WHAT TO PRODUCE
Below are the records; collect from them each line containing the string "bald".

RECORDS PROVIDED
*-*-*
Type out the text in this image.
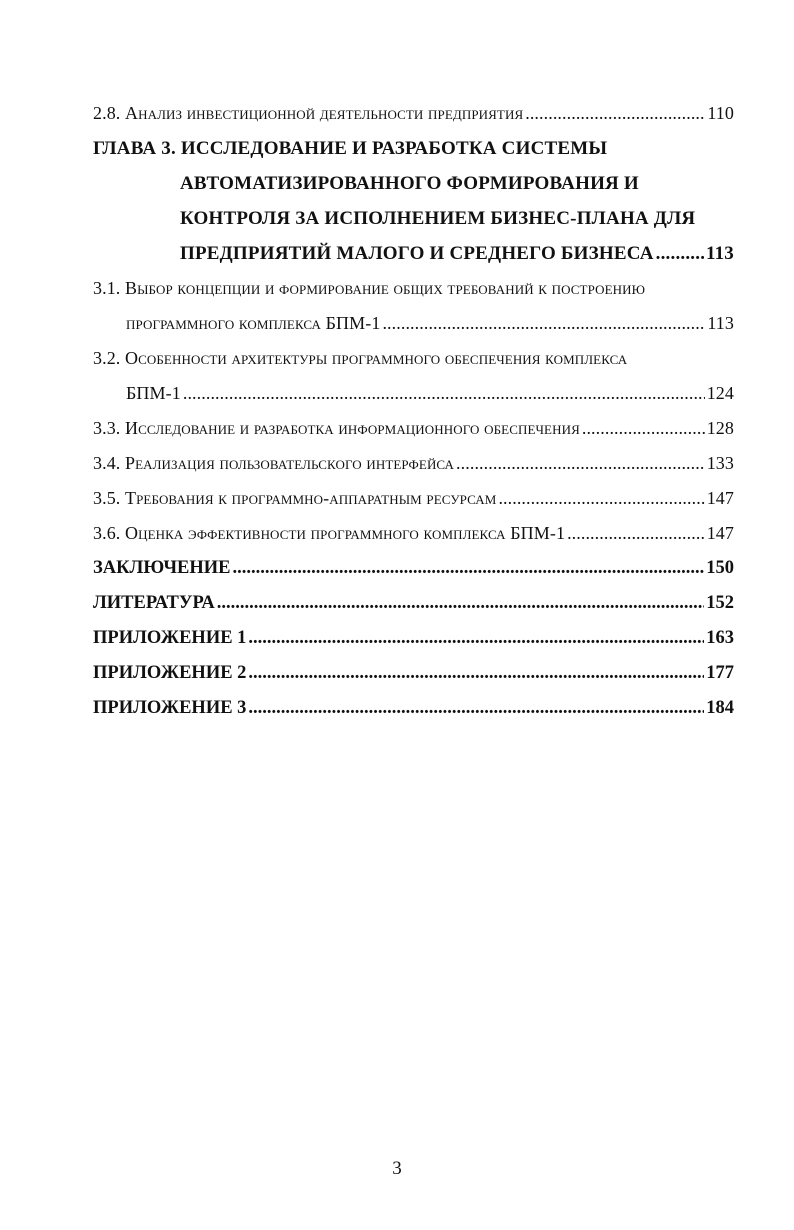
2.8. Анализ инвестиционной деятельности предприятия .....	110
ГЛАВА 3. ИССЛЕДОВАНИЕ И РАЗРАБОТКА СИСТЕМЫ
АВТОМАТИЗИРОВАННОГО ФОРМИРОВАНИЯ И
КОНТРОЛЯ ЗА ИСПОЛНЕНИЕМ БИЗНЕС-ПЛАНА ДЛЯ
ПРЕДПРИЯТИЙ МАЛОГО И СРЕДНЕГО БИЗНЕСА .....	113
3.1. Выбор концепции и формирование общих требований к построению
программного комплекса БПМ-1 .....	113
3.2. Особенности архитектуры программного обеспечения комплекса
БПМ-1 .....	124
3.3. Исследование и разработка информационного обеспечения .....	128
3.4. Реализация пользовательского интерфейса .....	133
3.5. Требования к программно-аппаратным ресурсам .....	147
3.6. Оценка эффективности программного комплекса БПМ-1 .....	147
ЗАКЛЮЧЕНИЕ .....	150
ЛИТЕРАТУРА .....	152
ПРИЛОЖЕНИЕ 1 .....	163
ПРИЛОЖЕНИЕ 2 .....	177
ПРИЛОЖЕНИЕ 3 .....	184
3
*-*-*
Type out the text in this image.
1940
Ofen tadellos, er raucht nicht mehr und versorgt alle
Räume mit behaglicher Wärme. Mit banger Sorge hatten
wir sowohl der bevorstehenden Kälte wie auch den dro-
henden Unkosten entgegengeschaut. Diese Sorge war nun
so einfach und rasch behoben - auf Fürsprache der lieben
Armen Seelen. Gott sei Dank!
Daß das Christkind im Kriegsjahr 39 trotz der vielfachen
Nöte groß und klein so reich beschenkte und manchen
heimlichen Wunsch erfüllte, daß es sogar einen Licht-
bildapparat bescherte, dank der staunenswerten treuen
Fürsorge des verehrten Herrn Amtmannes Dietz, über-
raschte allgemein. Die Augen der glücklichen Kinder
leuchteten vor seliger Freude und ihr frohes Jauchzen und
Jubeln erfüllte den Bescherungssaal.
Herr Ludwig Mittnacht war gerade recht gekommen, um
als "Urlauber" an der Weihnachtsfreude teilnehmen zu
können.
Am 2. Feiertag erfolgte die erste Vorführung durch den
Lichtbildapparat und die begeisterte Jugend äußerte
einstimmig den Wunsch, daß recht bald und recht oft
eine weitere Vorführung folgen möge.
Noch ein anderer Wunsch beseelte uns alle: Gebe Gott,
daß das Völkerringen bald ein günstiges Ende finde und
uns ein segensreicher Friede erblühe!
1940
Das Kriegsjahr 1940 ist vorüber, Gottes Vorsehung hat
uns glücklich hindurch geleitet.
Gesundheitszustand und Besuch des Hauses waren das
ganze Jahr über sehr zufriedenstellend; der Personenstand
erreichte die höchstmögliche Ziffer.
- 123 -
*-*-*
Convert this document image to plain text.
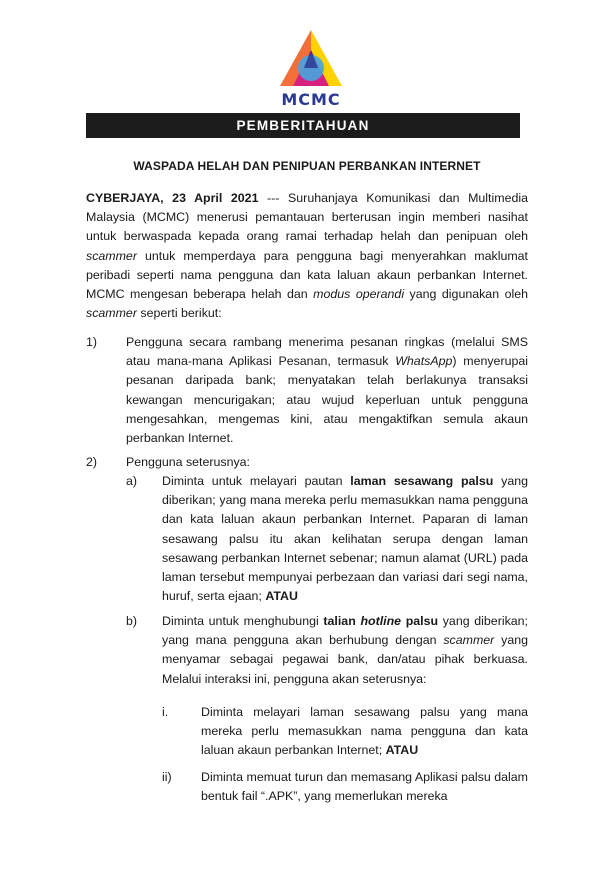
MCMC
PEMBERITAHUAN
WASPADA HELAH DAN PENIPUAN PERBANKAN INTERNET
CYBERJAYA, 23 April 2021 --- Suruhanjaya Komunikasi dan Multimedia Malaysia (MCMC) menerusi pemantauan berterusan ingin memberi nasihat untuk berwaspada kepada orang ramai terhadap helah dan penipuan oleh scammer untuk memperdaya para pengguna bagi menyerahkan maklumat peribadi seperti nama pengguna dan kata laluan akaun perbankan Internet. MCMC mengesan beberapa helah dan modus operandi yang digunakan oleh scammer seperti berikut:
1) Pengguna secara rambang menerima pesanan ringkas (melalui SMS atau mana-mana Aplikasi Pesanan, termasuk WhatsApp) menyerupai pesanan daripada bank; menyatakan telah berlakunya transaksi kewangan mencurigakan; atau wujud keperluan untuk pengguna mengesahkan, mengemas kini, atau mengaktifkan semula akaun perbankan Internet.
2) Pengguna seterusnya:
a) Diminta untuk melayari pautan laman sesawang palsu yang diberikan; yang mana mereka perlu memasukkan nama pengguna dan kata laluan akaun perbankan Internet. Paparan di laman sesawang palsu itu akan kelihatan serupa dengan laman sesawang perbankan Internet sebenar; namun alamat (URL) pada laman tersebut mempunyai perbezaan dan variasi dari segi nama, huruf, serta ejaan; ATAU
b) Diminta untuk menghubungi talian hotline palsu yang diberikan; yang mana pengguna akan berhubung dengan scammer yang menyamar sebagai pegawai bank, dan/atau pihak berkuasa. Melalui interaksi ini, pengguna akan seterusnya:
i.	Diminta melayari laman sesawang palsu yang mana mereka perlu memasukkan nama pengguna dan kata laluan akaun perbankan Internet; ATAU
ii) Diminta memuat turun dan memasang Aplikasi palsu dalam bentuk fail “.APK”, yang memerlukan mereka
*-*-*
RESULT OF THE TASK
einstimmig den Wunsch, daß recht bald und recht oft
daß das Völkerringen bald ein günstiges Ende finde und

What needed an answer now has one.